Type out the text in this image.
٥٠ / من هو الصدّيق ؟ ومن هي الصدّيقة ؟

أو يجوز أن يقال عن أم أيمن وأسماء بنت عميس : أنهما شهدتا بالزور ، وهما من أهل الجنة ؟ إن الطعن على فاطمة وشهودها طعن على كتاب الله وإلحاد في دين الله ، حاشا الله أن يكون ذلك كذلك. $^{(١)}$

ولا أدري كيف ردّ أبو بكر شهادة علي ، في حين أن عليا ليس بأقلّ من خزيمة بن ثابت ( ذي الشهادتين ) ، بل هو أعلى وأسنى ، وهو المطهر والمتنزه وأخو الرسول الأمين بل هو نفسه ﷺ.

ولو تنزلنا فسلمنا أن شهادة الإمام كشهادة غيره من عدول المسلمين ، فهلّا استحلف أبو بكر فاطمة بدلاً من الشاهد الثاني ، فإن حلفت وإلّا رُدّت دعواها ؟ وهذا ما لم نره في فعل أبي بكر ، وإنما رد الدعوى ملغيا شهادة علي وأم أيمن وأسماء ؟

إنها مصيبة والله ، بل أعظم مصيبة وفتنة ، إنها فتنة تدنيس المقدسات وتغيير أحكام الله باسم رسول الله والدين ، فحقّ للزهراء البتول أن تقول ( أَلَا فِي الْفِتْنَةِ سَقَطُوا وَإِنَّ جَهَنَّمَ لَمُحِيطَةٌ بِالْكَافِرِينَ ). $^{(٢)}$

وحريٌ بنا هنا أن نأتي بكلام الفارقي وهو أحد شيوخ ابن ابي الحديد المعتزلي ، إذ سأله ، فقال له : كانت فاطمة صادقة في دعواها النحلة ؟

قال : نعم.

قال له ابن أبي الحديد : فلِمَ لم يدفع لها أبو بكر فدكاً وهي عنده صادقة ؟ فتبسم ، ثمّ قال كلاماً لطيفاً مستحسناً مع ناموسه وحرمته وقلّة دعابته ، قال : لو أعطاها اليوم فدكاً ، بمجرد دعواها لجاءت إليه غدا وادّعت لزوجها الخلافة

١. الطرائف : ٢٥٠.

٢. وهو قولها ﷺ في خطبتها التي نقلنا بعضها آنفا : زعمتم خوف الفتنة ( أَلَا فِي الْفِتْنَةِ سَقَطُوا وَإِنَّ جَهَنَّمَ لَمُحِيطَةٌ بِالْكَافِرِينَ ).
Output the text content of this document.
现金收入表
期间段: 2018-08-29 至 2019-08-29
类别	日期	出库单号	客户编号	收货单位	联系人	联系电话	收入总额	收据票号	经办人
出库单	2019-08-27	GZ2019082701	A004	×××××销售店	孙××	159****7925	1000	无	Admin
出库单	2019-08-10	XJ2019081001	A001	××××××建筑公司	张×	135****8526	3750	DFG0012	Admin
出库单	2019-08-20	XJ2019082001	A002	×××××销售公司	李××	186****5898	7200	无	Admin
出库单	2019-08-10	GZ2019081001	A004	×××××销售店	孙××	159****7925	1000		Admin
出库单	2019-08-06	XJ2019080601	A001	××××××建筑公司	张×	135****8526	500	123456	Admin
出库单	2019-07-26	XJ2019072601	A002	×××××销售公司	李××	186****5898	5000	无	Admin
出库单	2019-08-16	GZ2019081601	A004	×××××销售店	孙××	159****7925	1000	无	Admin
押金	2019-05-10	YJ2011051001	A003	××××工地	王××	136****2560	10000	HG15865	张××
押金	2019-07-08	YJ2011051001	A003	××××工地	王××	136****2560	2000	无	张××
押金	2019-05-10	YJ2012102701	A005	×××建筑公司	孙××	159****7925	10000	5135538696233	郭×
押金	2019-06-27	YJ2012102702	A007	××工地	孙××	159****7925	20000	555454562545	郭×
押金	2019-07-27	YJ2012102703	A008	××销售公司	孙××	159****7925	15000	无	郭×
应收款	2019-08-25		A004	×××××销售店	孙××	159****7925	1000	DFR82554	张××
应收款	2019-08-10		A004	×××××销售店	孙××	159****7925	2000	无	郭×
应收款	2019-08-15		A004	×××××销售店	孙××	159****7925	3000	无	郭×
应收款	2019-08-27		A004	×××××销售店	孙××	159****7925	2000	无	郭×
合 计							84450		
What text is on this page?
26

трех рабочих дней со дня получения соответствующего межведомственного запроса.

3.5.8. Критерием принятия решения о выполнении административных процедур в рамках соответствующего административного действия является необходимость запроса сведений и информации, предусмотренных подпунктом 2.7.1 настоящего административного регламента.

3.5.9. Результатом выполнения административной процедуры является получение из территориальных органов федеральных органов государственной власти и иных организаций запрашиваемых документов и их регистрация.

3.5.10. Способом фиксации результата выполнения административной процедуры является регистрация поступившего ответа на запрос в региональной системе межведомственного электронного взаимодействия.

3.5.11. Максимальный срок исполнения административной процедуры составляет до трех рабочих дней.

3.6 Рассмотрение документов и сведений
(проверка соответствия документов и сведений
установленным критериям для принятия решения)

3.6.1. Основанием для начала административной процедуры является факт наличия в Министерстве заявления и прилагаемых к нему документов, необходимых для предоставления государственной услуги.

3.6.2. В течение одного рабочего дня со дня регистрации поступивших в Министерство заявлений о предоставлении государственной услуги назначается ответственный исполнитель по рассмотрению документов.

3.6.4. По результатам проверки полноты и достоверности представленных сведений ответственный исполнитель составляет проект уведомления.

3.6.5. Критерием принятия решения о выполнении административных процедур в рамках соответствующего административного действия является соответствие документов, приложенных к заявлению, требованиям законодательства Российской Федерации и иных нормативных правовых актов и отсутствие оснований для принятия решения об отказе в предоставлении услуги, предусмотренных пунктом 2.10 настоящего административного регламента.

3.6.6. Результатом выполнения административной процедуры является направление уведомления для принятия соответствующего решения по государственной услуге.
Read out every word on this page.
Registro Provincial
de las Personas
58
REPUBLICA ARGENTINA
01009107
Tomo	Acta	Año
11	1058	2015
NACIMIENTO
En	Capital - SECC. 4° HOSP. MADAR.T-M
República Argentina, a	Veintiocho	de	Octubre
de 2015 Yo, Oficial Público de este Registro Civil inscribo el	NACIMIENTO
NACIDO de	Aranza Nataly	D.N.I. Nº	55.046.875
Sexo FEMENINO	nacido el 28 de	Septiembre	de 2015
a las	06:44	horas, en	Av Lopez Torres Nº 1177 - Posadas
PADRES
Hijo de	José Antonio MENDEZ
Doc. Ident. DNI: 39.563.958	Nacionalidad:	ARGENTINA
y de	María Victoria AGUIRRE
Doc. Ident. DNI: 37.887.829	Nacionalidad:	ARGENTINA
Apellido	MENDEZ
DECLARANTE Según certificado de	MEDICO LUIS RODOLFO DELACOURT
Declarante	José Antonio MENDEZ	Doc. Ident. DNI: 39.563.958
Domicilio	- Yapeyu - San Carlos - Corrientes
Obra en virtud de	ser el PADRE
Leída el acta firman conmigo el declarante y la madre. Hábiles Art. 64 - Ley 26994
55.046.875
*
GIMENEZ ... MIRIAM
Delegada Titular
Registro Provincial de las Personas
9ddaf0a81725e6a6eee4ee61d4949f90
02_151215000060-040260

****************

Task to carry out:
Out of the material above, select every line that holds the string "рабочих".

Result for this task:
трех рабочих дней со дня получения соответствующего межведомственного запроса.
3.5.11. Максимальный срок исполнения административной процедуры составляет до трех рабочих дней.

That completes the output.